In this exercise, return the whole listing exactly, excluding any images.

Data extracted from a collection:

........

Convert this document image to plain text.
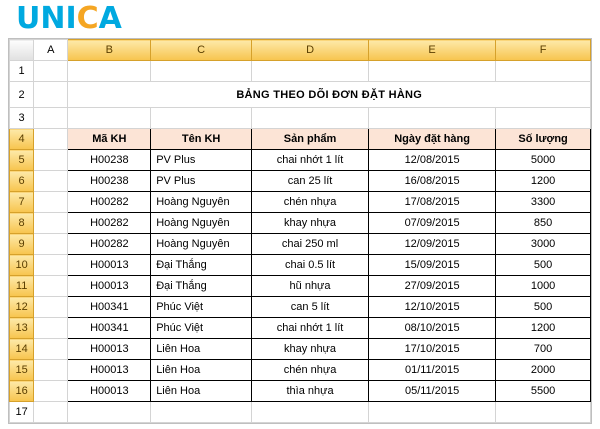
UNICA
	A	B	C	D	E	F
1						
2		BẢNG THEO DÕI ĐƠN ĐẶT HÀNG				
3						
4		Mã KH	Tên KH	Sản phẩm	Ngày đặt hàng	Số lượng
5		H00238	PV Plus	chai nhớt 1 lít	12/08/2015	5000
6		H00238	PV Plus	can 25 lít	16/08/2015	1200
7		H00282	Hoàng Nguyên	chén nhựa	17/08/2015	3300
8		H00282	Hoàng Nguyên	khay nhựa	07/09/2015	850
9		H00282	Hoàng Nguyên	chai 250 ml	12/09/2015	3000
10		H00013	Đại Thắng	chai 0.5 lít	15/09/2015	500
11		H00013	Đại Thắng	hũ nhựa	27/09/2015	1000
12		H00341	Phúc Việt	can 5 lít	12/10/2015	500
13		H00341	Phúc Việt	chai nhớt 1 lít	08/10/2015	1200
14		H00013	Liên Hoa	khay nhựa	17/10/2015	700
15		H00013	Liên Hoa	chén nhựa	01/11/2015	2000
16		H00013	Liên Hoa	thìa nhựa	05/11/2015	5500
17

........

REPLY TO THE TASK =>
Convert this document image to plain text.
UNICA
	A	B	C	D	E	F
1						
2		BẢNG THEO DÕI ĐƠN ĐẶT HÀNG				
3						
4		Mã KH	Tên KH	Sản phẩm	Ngày đặt hàng	Số lượng
5		H00238	PV Plus	chai nhớt 1 lít	12/08/2015	5000
6		H00238	PV Plus	can 25 lít	16/08/2015	1200
7		H00282	Hoàng Nguyên	chén nhựa	17/08/2015	3300
8		H00282	Hoàng Nguyên	khay nhựa	07/09/2015	850
9		H00282	Hoàng Nguyên	chai 250 ml	12/09/2015	3000
10		H00013	Đại Thắng	chai 0.5 lít	15/09/2015	500
11		H00013	Đại Thắng	hũ nhựa	27/09/2015	1000
12		H00341	Phúc Việt	can 5 lít	12/10/2015	500
13		H00341	Phúc Việt	chai nhớt 1 lít	08/10/2015	1200
14		H00013	Liên Hoa	khay nhựa	17/10/2015	700
15		H00013	Liên Hoa	chén nhựa	01/11/2015	2000
16		H00013	Liên Hoa	thìa nhựa	05/11/2015	5500
17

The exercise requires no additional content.